◆ Records ◆
-- Begin --

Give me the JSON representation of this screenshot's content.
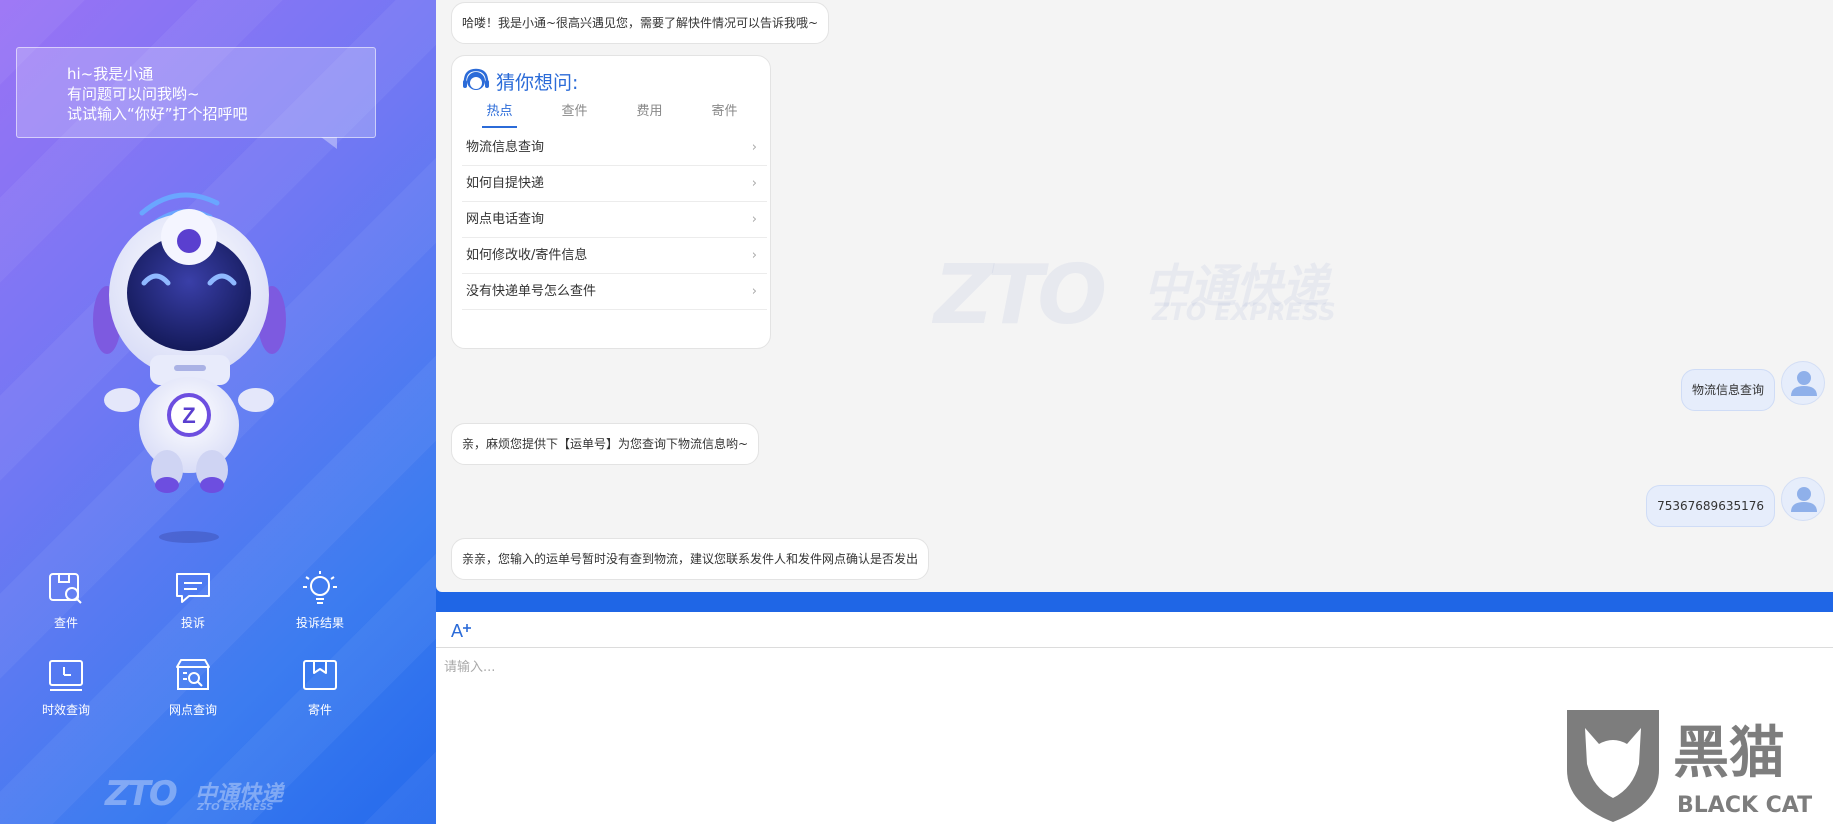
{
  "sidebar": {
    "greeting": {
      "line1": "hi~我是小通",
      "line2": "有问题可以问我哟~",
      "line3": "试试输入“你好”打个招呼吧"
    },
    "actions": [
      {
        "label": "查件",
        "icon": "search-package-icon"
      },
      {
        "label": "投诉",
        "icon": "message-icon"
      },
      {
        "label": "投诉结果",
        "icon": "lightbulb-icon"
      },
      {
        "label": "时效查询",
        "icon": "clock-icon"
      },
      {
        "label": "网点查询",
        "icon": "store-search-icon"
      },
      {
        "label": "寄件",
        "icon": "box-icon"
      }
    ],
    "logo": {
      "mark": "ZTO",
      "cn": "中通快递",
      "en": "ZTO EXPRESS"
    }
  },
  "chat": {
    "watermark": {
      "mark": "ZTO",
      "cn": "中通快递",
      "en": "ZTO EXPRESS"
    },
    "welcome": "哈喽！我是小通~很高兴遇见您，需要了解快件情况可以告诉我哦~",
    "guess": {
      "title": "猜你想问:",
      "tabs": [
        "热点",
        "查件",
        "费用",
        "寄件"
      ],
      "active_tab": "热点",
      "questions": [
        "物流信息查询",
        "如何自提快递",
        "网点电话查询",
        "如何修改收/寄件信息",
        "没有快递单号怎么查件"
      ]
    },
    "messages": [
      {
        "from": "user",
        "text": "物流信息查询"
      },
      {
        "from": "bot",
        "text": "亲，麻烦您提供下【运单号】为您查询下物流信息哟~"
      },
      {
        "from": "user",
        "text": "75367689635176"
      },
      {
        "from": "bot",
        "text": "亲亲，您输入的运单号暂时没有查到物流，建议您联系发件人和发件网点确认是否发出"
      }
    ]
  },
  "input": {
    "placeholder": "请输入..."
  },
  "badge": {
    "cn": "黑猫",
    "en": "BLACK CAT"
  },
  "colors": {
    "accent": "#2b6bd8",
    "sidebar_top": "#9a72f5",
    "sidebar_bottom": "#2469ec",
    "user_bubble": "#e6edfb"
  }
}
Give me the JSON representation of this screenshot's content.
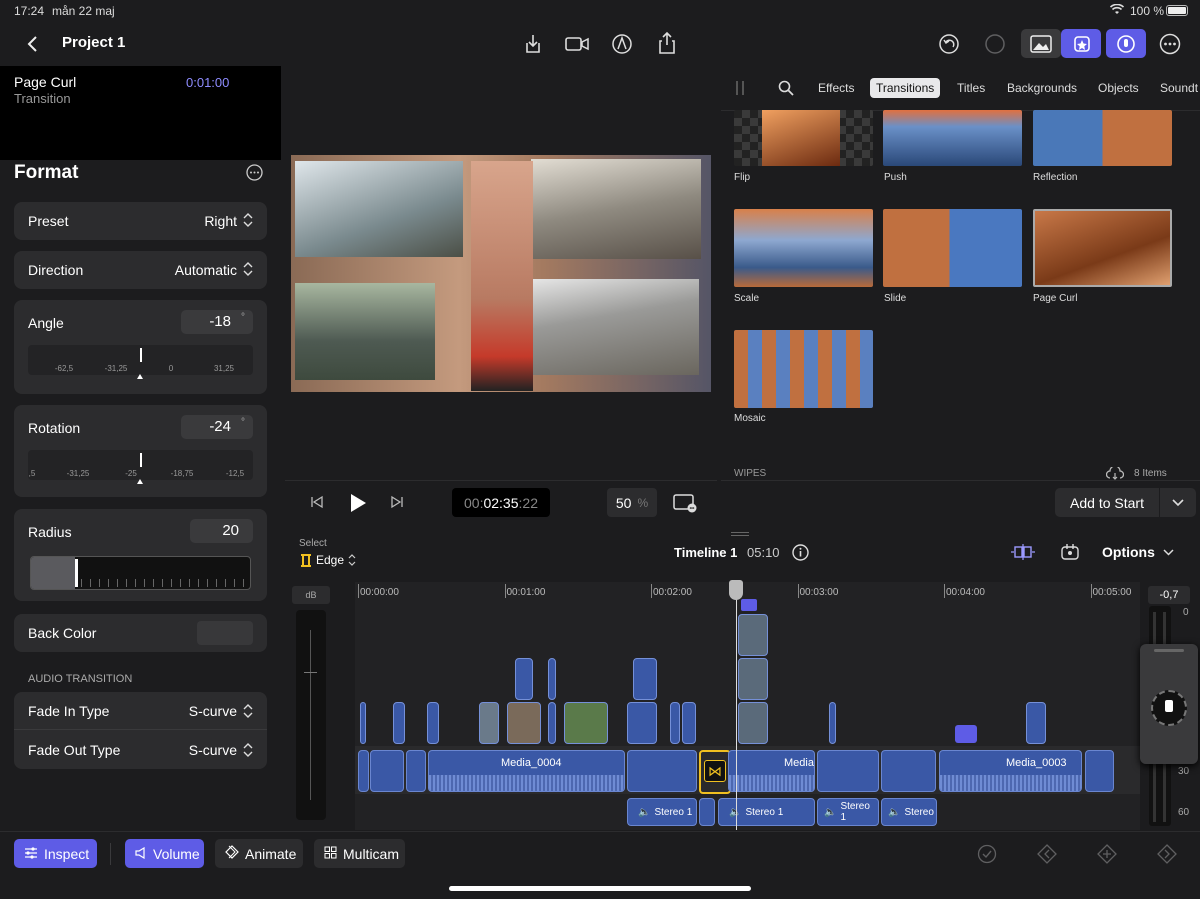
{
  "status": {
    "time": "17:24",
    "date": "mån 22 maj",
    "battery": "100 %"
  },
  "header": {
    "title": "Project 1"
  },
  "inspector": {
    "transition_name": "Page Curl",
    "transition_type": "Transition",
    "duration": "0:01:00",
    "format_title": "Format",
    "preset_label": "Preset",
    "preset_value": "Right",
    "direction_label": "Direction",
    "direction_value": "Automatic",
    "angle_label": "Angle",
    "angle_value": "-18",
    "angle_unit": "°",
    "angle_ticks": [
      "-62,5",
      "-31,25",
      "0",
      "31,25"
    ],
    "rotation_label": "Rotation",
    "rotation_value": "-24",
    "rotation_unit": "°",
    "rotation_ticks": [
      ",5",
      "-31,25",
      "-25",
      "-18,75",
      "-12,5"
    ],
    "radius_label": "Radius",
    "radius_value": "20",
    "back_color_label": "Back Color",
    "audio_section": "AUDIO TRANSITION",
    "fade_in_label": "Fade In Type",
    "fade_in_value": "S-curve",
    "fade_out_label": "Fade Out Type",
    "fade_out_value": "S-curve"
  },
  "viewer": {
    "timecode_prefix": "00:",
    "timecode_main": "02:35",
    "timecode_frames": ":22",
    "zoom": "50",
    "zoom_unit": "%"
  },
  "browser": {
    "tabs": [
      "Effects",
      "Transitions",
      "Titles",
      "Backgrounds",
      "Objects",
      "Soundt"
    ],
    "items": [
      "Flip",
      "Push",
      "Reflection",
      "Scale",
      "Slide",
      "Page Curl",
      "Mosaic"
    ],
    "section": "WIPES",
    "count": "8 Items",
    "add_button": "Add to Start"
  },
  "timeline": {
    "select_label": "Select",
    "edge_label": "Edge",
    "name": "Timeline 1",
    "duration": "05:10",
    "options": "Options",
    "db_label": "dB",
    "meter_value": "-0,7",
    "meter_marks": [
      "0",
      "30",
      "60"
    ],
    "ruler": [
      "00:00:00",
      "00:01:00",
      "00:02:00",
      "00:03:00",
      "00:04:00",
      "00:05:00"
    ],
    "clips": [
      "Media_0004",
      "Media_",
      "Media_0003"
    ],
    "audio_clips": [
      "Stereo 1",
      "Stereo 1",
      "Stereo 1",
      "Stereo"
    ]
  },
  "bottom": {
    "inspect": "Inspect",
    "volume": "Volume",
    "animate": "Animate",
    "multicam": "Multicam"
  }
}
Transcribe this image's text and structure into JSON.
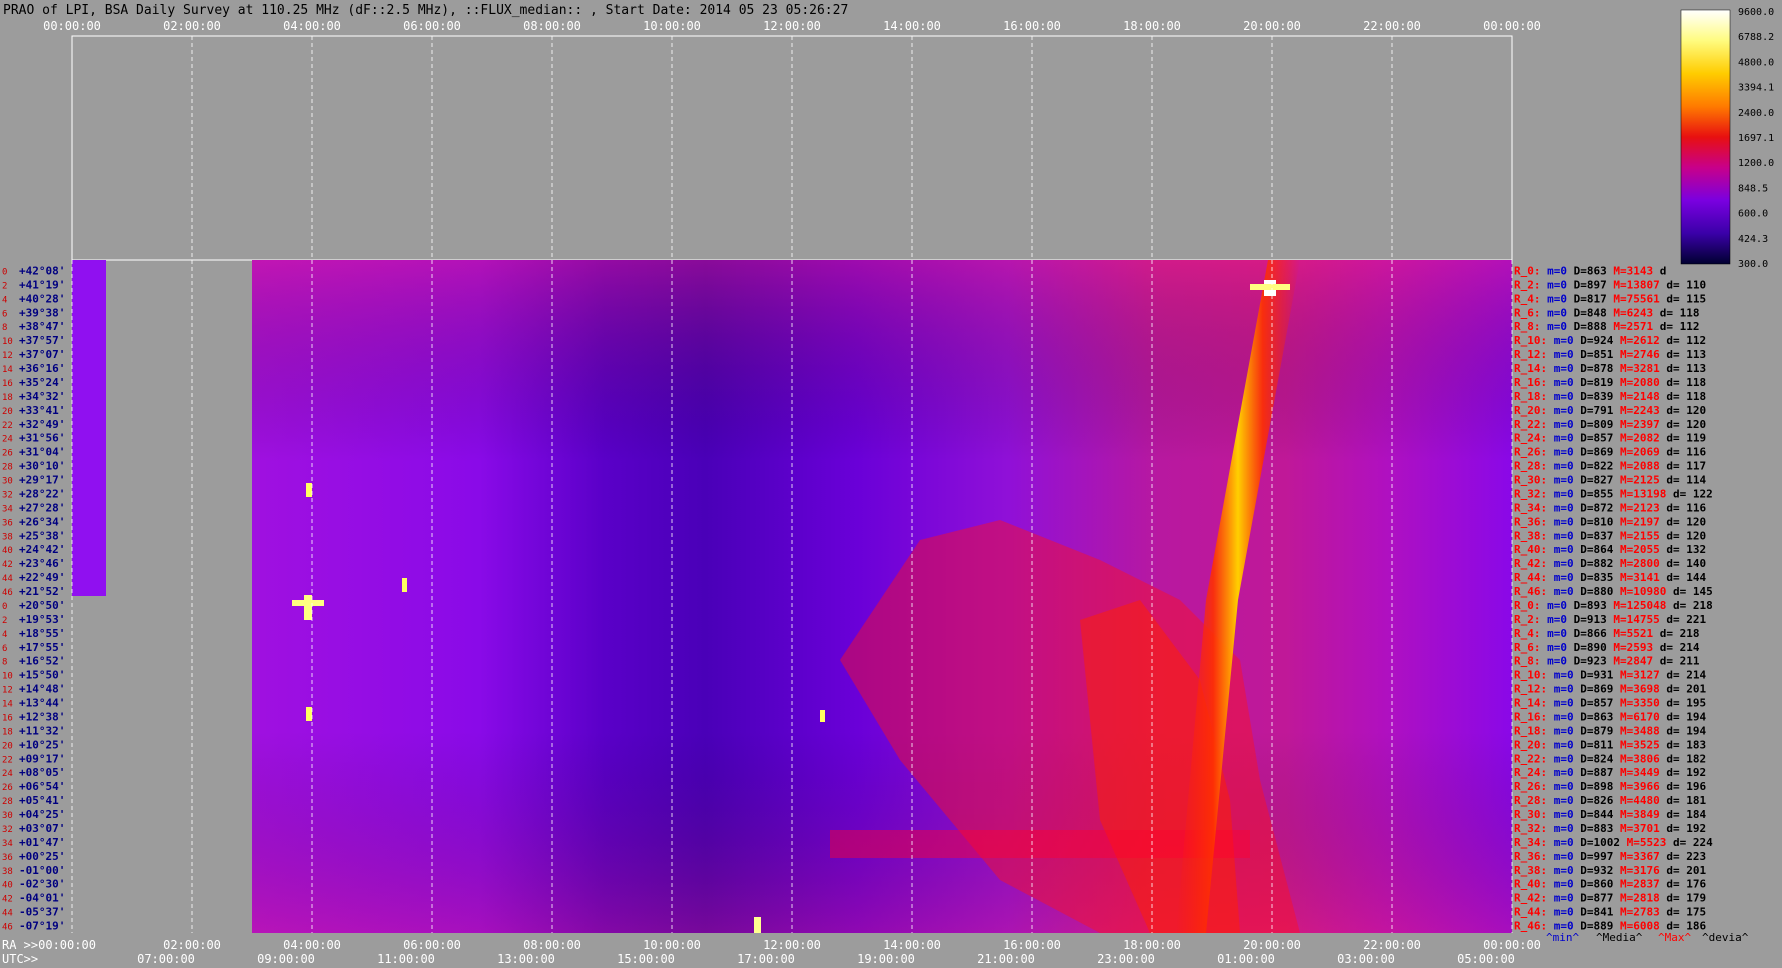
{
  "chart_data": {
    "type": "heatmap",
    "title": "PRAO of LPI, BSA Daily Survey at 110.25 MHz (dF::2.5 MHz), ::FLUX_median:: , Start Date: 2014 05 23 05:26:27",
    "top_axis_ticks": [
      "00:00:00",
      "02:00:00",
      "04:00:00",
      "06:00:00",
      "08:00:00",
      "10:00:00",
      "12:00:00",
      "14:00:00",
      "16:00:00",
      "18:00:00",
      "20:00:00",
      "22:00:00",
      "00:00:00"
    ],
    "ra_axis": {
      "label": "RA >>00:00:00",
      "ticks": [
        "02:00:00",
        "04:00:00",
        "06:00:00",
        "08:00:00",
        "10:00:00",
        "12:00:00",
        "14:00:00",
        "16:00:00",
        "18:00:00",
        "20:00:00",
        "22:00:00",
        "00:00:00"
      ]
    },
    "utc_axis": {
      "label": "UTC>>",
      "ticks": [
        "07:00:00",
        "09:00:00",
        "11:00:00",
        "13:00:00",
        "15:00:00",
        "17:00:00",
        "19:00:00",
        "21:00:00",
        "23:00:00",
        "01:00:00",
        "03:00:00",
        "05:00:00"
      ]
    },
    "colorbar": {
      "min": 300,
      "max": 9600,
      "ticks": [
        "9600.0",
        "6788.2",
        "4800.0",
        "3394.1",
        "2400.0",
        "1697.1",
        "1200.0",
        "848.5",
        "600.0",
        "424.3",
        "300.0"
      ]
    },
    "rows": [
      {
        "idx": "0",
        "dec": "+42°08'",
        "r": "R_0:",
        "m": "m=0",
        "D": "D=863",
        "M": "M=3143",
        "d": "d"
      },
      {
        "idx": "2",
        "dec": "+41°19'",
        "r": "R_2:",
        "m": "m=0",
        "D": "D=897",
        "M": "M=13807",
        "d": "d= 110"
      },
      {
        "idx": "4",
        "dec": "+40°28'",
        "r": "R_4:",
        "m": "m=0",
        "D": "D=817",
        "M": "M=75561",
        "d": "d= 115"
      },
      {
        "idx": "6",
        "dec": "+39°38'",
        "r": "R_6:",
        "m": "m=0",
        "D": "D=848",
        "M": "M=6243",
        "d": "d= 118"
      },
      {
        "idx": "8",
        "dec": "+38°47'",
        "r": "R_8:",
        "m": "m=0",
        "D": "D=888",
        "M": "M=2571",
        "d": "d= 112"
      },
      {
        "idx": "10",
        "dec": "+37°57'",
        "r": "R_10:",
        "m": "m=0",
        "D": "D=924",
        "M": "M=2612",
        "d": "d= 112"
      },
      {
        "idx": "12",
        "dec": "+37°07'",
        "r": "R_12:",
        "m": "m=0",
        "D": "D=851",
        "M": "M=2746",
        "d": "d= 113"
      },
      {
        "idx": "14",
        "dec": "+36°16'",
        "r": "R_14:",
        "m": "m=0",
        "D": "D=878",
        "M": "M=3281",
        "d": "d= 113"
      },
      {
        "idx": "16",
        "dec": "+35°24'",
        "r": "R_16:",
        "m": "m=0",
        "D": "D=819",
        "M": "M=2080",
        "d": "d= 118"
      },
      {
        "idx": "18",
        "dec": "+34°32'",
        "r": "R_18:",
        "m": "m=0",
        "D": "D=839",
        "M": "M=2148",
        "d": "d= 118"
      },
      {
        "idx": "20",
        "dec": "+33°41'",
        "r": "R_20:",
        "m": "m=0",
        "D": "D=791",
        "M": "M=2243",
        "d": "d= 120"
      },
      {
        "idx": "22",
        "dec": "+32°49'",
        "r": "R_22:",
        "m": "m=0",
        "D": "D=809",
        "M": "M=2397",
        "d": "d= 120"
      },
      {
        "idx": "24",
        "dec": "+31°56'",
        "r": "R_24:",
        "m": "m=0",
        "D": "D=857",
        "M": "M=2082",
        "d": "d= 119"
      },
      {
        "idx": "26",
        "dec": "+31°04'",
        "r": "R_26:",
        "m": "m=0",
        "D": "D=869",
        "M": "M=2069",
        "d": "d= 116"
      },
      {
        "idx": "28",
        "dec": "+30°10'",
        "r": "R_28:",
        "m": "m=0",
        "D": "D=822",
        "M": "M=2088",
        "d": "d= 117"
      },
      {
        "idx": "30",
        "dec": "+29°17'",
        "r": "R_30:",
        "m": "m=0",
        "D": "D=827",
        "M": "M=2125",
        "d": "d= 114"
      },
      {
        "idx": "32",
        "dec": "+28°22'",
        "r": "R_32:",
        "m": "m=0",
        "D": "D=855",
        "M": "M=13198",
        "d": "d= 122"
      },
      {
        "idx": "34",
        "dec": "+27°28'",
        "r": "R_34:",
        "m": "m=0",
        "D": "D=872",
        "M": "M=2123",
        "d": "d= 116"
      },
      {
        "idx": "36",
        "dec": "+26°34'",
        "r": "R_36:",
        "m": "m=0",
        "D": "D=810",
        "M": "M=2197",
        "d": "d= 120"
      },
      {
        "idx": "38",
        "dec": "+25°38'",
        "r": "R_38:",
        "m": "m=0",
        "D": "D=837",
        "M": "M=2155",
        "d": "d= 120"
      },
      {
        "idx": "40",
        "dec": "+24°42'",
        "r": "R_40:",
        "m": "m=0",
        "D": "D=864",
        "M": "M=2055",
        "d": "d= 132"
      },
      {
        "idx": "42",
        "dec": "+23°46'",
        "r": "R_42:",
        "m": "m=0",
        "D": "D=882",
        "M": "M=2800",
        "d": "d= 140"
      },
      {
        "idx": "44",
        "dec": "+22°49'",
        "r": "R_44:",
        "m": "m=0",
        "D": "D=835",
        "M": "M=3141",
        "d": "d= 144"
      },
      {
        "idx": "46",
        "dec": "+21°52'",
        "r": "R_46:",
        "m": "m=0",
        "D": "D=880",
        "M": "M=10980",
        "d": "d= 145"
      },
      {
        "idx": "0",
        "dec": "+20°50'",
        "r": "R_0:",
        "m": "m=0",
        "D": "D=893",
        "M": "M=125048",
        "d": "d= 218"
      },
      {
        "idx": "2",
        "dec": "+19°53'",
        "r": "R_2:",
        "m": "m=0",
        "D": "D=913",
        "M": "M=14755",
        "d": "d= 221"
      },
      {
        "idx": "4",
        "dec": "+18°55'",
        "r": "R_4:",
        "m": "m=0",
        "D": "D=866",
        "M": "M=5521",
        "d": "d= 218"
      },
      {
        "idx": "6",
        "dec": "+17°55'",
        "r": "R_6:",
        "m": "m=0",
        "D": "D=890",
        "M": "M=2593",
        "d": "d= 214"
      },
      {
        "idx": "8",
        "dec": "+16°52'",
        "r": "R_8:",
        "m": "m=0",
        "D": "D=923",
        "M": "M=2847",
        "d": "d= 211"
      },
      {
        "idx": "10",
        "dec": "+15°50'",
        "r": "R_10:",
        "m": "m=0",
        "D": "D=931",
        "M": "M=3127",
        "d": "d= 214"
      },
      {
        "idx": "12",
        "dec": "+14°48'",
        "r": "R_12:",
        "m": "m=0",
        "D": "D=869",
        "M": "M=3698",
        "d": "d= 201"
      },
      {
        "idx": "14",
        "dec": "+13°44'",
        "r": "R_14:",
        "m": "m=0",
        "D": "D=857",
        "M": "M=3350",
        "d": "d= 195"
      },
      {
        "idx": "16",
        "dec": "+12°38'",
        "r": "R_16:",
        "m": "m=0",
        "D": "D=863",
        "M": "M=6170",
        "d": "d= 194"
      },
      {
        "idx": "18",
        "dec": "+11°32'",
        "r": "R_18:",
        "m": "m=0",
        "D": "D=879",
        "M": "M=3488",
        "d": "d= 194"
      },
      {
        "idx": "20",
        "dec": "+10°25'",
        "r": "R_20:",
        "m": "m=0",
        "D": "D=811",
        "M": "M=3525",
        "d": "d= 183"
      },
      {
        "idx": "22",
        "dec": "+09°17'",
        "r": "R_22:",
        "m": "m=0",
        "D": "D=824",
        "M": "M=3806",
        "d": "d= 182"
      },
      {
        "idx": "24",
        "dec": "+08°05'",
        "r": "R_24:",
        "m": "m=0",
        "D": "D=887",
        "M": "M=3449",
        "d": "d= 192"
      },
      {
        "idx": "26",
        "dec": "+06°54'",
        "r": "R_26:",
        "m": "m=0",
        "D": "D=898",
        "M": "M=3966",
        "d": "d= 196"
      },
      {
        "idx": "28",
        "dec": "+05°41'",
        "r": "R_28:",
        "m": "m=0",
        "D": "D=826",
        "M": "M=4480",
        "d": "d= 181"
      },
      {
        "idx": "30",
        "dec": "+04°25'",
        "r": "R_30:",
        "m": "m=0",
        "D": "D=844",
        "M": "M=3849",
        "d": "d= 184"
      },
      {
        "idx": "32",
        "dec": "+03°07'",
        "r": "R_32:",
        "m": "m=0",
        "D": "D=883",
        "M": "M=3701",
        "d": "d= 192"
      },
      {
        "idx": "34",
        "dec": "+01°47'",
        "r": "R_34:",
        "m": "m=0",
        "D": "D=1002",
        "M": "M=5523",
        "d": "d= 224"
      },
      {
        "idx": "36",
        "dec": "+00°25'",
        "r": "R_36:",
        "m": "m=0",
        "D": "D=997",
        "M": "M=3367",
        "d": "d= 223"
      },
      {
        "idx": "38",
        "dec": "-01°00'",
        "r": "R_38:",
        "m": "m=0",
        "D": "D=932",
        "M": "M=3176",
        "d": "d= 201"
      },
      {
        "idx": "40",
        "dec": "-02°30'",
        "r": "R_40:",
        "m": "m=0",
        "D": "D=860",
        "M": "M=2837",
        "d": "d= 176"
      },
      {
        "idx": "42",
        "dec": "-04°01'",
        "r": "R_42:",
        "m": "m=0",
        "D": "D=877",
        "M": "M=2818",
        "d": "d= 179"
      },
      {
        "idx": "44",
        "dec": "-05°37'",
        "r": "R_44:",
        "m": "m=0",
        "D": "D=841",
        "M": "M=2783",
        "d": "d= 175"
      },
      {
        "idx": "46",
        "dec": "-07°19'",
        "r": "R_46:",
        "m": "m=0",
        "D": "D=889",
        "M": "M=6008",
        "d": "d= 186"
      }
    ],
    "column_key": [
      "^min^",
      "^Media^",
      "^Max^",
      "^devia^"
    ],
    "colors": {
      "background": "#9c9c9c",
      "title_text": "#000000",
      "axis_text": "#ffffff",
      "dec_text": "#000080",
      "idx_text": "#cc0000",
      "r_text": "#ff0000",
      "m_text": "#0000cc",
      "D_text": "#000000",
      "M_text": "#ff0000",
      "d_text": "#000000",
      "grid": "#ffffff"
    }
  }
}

-- End --

◆ Problem statement ◆
Identify every line above with the string "Curl" in it. Copy those lines.

◆ Written response ◆
    "transition_name": "Page Curl",
      "Page Curl",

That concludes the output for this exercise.